_Extracted entries_
╔══
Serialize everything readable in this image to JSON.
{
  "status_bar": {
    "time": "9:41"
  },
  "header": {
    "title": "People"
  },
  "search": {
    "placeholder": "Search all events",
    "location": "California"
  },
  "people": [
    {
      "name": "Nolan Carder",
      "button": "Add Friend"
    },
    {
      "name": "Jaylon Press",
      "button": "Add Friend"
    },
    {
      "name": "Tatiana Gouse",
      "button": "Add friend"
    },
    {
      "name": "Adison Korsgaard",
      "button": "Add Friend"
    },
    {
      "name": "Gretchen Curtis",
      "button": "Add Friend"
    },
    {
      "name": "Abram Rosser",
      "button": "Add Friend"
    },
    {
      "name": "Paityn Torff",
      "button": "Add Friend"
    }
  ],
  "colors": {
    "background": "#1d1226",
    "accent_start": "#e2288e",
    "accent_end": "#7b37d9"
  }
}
╚══
Print the records above exactly as they appear.

_Correct answer_
Serialize everything readable in this image to JSON.
{
  "status_bar": {
    "time": "9:41"
  },
  "header": {
    "title": "People"
  },
  "search": {
    "placeholder": "Search all events",
    "location": "California"
  },
  "people": [
    {
      "name": "Nolan Carder",
      "button": "Add Friend"
    },
    {
      "name": "Jaylon Press",
      "button": "Add Friend"
    },
    {
      "name": "Tatiana Gouse",
      "button": "Add friend"
    },
    {
      "name": "Adison Korsgaard",
      "button": "Add Friend"
    },
    {
      "name": "Gretchen Curtis",
      "button": "Add Friend"
    },
    {
      "name": "Abram Rosser",
      "button": "Add Friend"
    },
    {
      "name": "Paityn Torff",
      "button": "Add Friend"
    }
  ],
  "colors": {
    "background": "#1d1226",
    "accent_start": "#e2288e",
    "accent_end": "#7b37d9"
  }
}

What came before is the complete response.